(Beginning of PROVIDED TEXT)
Sir, Professor Byron Sharp's assertion that marketers using promotions to build brand loyalty are like medieval doctors whose bloodletting tactics inadvertently kill the patient is wide of the mark ('Promotions don't build loyalty, they leech life out of brands', The Grocer, 22 January).

Creating loyalty is the holy grail for any brand. If you have a loyal customer base, what you actually have are brand ambassadors who will act as wholehearted advocates for your product. Given the influence of social media in spreading and creating word-of-mouth opinions about brands, brand loyalty is more important than ever. Another fundamental problem is that it typically costs brands three to five times more investment to acquire new customers than it does to retain their existing ones.

The picture Sharp paints is one of promiscuity with promotions consumers aren't loyal, they flip from brand to brand depending on where the best offers are. He is right to an extent, and this is an issue brands face. But I would argue he's got it the wrong way round it is the very tactics of promoting promiscuity rather than brand loyalty that are 'killing the patient'.

Instead of medieval doctors, Sharp is talking about medieval promotional tactics that are still around today, as opposed to some of the more intelligent solutions based on the needs of smart, savvy shoppers who want to be seen to make the right brand choice. That's how you build brand loyalty.
(End of PROVIDED TEXT)
(Beginning of STUDY MATERIAL)
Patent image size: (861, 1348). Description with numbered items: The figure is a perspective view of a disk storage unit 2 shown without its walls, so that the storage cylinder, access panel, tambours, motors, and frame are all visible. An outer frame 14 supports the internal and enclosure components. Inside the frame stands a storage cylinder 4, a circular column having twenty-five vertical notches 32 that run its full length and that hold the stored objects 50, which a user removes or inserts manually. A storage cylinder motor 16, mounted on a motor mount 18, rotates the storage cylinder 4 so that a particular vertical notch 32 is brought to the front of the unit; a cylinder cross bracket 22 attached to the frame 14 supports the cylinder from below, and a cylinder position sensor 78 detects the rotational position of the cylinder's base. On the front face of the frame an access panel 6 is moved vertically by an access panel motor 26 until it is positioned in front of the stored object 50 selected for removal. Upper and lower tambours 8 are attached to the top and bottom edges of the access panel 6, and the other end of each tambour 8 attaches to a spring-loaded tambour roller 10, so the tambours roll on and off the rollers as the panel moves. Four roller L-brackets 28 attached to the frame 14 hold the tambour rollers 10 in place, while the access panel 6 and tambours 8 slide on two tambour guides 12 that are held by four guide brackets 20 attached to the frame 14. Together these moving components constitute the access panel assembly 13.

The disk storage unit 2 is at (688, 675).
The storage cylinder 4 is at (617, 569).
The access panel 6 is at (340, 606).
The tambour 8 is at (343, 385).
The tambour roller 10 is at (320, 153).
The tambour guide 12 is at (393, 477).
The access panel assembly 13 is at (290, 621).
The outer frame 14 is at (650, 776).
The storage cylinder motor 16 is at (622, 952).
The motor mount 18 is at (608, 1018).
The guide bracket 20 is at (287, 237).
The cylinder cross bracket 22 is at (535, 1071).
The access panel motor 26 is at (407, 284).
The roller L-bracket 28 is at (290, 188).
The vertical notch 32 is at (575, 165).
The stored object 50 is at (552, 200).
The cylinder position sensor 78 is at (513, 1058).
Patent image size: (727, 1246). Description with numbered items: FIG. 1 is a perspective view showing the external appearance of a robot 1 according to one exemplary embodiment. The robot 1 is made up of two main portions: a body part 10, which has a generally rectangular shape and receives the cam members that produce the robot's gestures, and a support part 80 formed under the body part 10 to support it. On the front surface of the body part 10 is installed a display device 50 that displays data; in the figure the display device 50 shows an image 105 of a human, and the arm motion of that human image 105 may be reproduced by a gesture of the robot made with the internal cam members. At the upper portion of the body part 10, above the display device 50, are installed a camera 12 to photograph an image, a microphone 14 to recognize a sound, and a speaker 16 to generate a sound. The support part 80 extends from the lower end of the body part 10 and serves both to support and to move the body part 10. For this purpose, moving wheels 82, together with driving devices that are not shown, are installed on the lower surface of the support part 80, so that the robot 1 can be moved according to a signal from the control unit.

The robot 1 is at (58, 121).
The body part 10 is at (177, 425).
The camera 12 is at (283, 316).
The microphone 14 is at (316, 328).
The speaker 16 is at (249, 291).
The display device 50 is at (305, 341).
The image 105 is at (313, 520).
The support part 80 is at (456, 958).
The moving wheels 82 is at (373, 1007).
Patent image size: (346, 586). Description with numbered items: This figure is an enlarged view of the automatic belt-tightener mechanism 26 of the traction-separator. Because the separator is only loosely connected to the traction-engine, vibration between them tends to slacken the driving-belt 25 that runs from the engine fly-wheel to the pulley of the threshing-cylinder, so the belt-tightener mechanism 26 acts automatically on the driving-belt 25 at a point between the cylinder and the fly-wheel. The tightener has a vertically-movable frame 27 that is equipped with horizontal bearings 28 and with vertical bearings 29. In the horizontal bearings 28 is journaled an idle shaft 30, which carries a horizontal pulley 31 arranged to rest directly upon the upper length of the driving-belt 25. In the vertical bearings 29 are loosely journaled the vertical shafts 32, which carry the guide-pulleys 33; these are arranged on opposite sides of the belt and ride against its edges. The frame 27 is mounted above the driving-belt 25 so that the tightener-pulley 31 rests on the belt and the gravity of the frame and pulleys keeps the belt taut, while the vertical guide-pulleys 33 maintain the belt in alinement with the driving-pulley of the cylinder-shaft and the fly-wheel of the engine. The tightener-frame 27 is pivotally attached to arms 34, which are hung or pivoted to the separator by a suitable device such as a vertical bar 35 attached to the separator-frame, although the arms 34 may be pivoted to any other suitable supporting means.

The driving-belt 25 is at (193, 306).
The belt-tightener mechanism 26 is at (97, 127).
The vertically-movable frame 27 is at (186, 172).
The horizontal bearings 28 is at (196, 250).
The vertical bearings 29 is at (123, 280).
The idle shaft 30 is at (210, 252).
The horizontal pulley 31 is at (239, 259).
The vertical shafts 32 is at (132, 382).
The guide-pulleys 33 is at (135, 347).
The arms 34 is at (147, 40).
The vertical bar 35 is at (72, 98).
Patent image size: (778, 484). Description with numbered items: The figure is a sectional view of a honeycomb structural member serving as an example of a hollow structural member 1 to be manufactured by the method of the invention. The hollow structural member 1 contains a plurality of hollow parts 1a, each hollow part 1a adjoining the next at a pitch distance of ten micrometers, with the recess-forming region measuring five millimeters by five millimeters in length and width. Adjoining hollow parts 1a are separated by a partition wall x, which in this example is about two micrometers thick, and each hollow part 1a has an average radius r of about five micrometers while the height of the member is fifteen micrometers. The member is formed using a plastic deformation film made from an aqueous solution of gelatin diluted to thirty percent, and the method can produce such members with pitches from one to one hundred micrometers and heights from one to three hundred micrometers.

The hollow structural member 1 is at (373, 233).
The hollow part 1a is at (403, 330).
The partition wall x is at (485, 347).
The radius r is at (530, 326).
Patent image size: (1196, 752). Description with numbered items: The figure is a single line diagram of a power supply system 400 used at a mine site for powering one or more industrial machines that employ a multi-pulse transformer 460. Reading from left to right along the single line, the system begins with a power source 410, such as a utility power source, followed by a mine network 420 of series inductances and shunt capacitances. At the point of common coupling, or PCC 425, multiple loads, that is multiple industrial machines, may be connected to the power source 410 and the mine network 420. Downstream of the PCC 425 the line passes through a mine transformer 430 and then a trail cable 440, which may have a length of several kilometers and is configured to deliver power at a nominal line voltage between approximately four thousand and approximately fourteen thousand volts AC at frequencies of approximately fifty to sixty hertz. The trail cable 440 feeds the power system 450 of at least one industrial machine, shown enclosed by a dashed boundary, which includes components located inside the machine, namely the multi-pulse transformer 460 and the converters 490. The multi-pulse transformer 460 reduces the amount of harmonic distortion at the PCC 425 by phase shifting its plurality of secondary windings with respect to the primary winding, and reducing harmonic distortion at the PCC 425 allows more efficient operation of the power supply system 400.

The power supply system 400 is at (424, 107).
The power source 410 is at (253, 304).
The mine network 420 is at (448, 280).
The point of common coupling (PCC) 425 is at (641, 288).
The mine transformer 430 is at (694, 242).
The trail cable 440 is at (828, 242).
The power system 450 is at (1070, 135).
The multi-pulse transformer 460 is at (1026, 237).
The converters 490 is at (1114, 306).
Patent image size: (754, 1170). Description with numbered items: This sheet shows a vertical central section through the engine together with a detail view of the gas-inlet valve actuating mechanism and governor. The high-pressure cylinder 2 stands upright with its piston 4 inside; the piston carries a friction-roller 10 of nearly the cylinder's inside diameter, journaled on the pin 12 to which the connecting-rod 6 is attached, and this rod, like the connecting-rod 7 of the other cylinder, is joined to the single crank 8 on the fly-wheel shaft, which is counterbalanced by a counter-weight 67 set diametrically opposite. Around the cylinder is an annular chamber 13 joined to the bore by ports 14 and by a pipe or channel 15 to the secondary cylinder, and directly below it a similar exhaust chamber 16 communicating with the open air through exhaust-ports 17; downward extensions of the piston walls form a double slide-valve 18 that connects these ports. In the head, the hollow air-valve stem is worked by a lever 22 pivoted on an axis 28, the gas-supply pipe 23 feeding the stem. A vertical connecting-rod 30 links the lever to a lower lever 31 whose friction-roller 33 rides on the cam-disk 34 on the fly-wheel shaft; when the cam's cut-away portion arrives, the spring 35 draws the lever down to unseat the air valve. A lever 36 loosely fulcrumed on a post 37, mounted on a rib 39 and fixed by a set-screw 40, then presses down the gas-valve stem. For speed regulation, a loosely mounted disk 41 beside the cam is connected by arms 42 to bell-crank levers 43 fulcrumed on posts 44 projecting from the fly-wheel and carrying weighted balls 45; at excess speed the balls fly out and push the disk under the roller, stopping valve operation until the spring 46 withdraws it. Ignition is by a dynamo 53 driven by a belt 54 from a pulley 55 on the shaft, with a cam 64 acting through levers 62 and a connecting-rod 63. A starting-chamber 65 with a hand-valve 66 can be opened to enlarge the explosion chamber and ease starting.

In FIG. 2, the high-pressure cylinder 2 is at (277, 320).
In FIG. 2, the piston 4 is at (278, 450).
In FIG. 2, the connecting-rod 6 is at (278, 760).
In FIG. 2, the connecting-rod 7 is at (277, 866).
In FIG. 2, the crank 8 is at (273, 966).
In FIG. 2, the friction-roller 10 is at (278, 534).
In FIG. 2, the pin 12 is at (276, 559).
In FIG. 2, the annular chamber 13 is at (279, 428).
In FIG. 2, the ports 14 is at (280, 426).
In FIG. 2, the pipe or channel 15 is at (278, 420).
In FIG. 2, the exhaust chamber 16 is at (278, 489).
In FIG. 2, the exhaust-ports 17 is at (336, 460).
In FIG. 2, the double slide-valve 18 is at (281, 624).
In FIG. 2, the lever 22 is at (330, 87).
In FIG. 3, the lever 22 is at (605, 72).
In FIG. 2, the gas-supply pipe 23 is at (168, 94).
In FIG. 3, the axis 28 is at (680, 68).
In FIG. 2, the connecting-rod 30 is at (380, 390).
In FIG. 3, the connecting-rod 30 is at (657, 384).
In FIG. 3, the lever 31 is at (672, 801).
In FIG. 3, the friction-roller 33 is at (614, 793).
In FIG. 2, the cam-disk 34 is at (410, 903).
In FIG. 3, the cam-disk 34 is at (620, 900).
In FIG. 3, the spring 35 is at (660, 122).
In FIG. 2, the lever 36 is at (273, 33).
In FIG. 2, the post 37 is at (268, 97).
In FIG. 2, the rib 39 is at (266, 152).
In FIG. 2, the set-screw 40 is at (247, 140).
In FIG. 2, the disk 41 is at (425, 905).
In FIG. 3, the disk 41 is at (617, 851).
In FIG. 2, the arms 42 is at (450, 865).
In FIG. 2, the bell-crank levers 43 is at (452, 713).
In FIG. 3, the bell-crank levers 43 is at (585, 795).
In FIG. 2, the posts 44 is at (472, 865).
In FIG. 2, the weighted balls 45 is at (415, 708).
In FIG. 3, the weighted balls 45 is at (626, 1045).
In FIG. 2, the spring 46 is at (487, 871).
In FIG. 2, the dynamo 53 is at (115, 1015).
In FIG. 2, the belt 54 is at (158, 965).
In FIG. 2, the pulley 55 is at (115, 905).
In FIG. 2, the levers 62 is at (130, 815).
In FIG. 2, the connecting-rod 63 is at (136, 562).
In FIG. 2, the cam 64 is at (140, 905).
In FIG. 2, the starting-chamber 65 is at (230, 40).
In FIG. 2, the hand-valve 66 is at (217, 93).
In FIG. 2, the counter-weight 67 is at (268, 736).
(End of STUDY MATERIAL)
Extract the passage of the letter on brand loyalty above from "Creating loyalty is" to "are 'killing the patient'.", copying it word for word.

§ SOLVED PROBLEM:
Creating loyalty is the holy grail for any brand. If you have a loyal customer base, what you actually have are brand ambassadors who will act as wholehearted advocates for your product. Given the influence of social media in spreading and creating word-of-mouth opinions about brands, brand loyalty is more important than ever. Another fundamental problem is that it typically costs brands three to five times more investment to acquire new customers than it does to retain their existing ones.

The picture Sharp paints is one of promiscuity with promotions consumers aren't loyal, they flip from brand to brand depending on where the best offers are. He is right to an extent, and this is an issue brands face. But I would argue he's got it the wrong way round it is the very tactics of promoting promiscuity rather than brand loyalty that are 'killing the patient'.